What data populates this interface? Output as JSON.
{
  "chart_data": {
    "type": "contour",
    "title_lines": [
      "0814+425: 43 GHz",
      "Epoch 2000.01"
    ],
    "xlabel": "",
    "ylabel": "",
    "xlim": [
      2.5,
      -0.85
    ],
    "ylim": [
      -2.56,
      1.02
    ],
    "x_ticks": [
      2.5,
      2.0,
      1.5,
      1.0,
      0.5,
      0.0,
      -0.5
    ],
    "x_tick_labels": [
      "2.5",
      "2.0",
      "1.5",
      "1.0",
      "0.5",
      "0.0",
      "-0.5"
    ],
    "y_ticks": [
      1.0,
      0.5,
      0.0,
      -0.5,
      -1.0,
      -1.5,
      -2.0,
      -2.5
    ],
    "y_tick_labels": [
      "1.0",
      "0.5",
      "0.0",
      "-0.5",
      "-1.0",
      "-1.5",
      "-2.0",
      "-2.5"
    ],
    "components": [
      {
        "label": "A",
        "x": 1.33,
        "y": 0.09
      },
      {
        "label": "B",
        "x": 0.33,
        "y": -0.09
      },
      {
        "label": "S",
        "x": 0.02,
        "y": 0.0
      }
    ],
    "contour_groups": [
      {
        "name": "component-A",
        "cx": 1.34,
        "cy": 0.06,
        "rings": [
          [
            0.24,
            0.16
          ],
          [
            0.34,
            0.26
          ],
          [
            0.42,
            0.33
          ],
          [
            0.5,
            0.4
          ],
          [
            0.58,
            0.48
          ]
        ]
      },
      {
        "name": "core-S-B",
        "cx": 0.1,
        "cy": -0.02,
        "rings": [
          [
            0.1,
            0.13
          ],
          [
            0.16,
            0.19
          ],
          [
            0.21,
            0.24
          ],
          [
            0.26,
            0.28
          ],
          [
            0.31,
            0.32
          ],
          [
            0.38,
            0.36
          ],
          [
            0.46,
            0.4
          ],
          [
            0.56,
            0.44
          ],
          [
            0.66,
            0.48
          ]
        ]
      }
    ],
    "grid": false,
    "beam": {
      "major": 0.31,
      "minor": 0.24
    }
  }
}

▸ WHAT YOU ARE ASKED TO DO
Return the whole listing exactly.

▸ RESPONSE
What data populates this interface? Output as JSON.
{
  "chart_data": {
    "type": "contour",
    "title_lines": [
      "0814+425: 43 GHz",
      "Epoch 2000.01"
    ],
    "xlabel": "",
    "ylabel": "",
    "xlim": [
      2.5,
      -0.85
    ],
    "ylim": [
      -2.56,
      1.02
    ],
    "x_ticks": [
      2.5,
      2.0,
      1.5,
      1.0,
      0.5,
      0.0,
      -0.5
    ],
    "x_tick_labels": [
      "2.5",
      "2.0",
      "1.5",
      "1.0",
      "0.5",
      "0.0",
      "-0.5"
    ],
    "y_ticks": [
      1.0,
      0.5,
      0.0,
      -0.5,
      -1.0,
      -1.5,
      -2.0,
      -2.5
    ],
    "y_tick_labels": [
      "1.0",
      "0.5",
      "0.0",
      "-0.5",
      "-1.0",
      "-1.5",
      "-2.0",
      "-2.5"
    ],
    "components": [
      {
        "label": "A",
        "x": 1.33,
        "y": 0.09
      },
      {
        "label": "B",
        "x": 0.33,
        "y": -0.09
      },
      {
        "label": "S",
        "x": 0.02,
        "y": 0.0
      }
    ],
    "contour_groups": [
      {
        "name": "component-A",
        "cx": 1.34,
        "cy": 0.06,
        "rings": [
          [
            0.24,
            0.16
          ],
          [
            0.34,
            0.26
          ],
          [
            0.42,
            0.33
          ],
          [
            0.5,
            0.4
          ],
          [
            0.58,
            0.48
          ]
        ]
      },
      {
        "name": "core-S-B",
        "cx": 0.1,
        "cy": -0.02,
        "rings": [
          [
            0.1,
            0.13
          ],
          [
            0.16,
            0.19
          ],
          [
            0.21,
            0.24
          ],
          [
            0.26,
            0.28
          ],
          [
            0.31,
            0.32
          ],
          [
            0.38,
            0.36
          ],
          [
            0.46,
            0.4
          ],
          [
            0.56,
            0.44
          ],
          [
            0.66,
            0.48
          ]
        ]
      }
    ],
    "grid": false,
    "beam": {
      "major": 0.31,
      "minor": 0.24
    }
  }
}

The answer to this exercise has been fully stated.